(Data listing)
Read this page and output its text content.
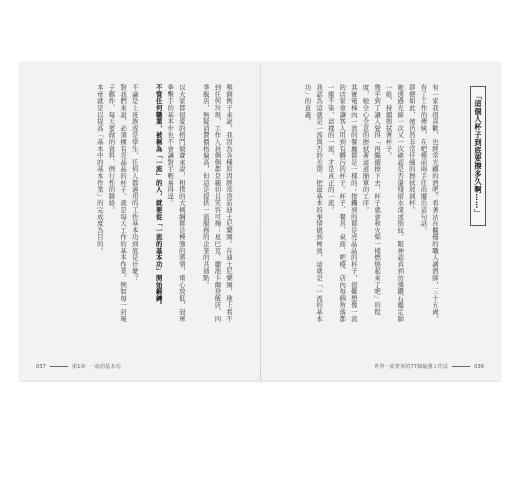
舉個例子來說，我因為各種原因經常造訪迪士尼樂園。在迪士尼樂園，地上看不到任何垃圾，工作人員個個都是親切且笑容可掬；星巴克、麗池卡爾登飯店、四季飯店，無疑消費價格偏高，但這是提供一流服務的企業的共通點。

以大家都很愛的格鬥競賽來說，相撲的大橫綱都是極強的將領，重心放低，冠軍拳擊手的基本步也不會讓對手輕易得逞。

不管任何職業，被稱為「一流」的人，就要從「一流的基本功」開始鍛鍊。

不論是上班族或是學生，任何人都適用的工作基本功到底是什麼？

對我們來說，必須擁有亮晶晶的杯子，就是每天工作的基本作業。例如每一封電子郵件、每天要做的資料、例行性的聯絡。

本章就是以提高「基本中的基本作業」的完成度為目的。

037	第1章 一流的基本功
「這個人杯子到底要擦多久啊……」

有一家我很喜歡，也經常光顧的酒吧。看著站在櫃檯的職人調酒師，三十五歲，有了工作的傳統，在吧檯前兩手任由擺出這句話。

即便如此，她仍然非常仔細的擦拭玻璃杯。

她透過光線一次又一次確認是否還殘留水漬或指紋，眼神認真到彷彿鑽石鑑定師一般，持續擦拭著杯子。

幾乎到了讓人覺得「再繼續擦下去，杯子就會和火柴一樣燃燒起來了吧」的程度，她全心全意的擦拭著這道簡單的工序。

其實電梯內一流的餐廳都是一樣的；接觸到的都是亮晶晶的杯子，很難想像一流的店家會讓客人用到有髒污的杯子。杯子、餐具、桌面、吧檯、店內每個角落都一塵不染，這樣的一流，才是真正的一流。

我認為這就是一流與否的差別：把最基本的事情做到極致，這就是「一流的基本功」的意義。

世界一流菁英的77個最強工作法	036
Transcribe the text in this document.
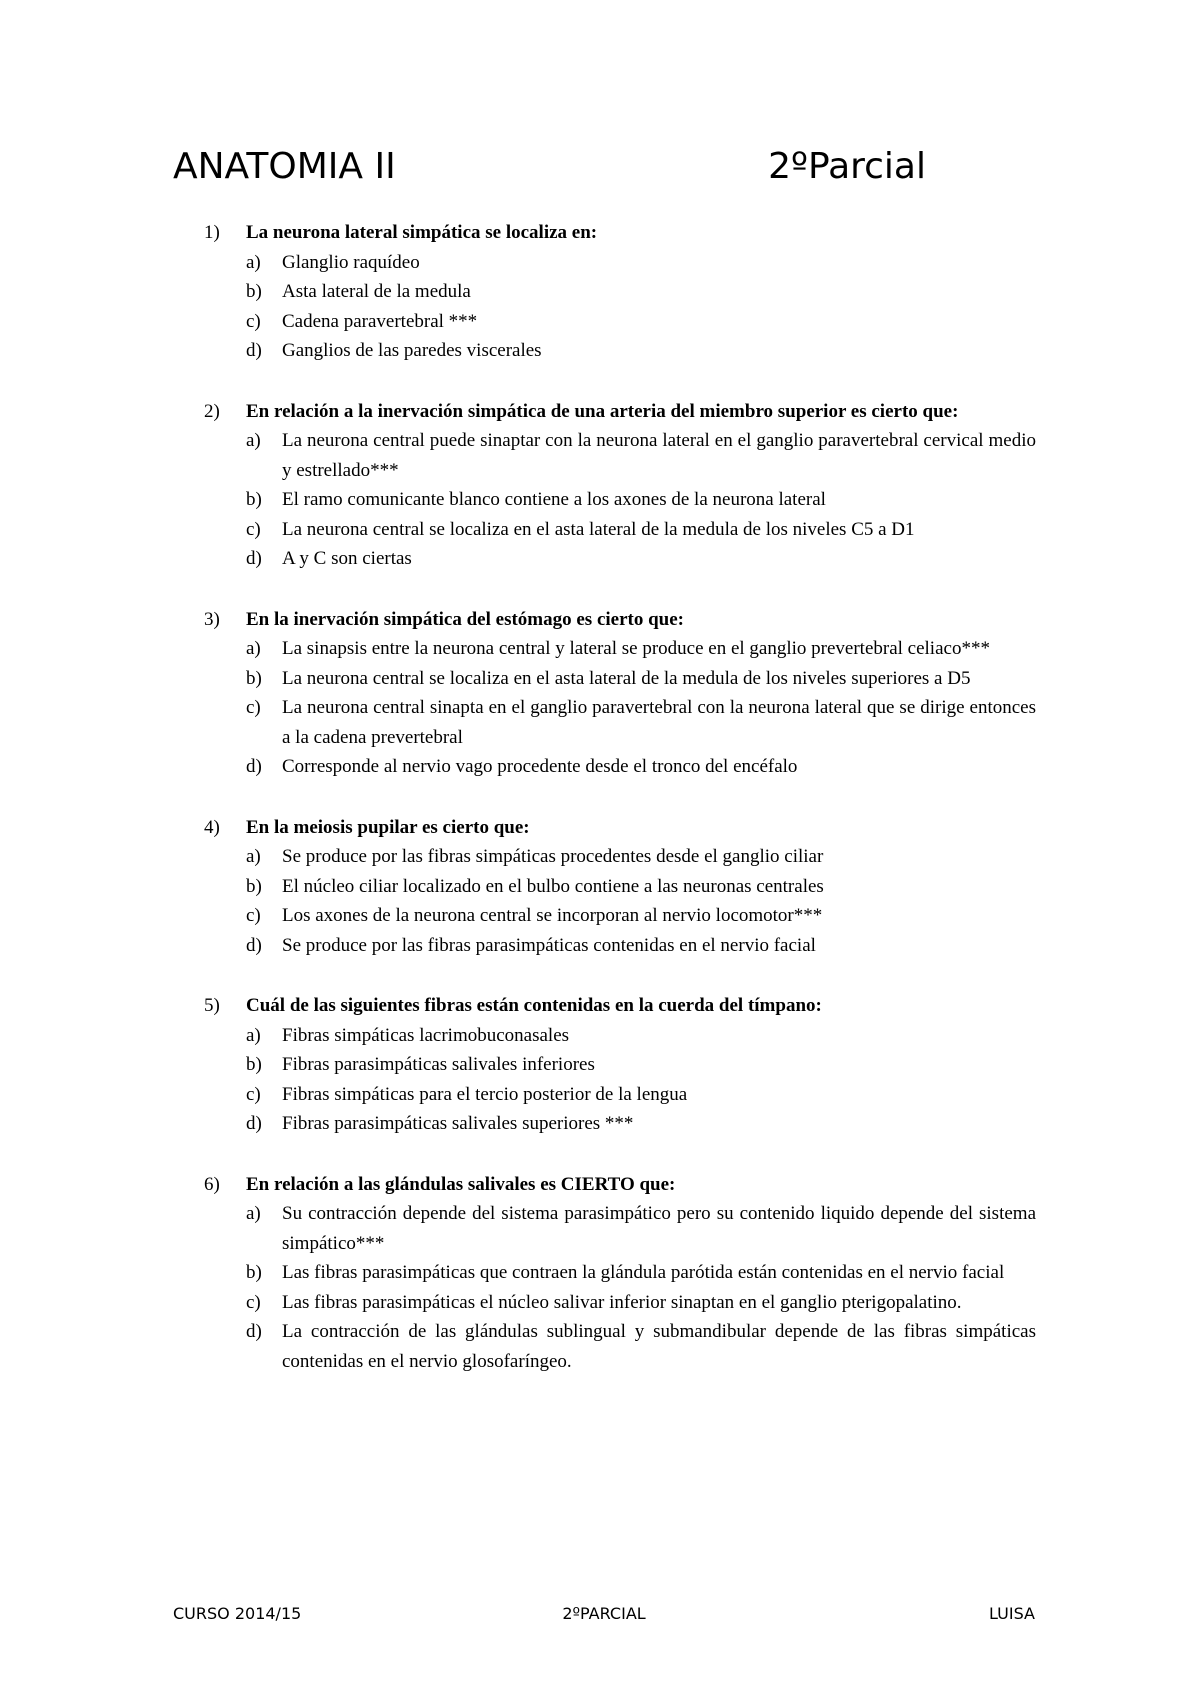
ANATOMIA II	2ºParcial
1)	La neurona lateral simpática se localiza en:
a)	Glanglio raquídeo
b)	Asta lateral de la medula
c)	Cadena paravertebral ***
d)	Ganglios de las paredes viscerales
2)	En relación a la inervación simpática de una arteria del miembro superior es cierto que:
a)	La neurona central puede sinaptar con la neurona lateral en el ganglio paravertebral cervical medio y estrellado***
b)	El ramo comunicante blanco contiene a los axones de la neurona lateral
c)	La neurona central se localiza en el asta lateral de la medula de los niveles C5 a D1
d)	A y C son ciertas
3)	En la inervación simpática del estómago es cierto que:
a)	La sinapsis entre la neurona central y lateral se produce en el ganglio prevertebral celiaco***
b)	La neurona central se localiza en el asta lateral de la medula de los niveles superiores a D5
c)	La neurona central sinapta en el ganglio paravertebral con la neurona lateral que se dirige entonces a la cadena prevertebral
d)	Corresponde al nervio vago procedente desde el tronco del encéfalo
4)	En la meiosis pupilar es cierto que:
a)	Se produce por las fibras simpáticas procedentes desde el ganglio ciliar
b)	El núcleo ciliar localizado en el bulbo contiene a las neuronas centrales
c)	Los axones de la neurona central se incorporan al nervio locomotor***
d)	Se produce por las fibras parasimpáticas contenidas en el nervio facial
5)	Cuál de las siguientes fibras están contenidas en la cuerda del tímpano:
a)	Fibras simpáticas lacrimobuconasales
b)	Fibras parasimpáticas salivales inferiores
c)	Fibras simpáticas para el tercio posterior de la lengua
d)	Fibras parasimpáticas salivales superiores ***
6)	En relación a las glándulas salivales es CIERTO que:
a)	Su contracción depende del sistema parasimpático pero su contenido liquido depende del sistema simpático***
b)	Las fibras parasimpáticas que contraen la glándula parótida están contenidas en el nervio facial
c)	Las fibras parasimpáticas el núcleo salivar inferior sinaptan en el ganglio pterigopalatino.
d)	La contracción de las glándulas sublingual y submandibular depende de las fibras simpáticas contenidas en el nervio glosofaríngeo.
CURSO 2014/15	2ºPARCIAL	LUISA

WHAT THE TASK REQUIRES:
Note every line above where the string "niveles" shows up, and copy those lines.

PROBLEM SOLUTION:
c)	La neurona central se localiza en el asta lateral de la medula de los niveles C5 a D1
b)	La neurona central se localiza en el asta lateral de la medula de los niveles superiores a D5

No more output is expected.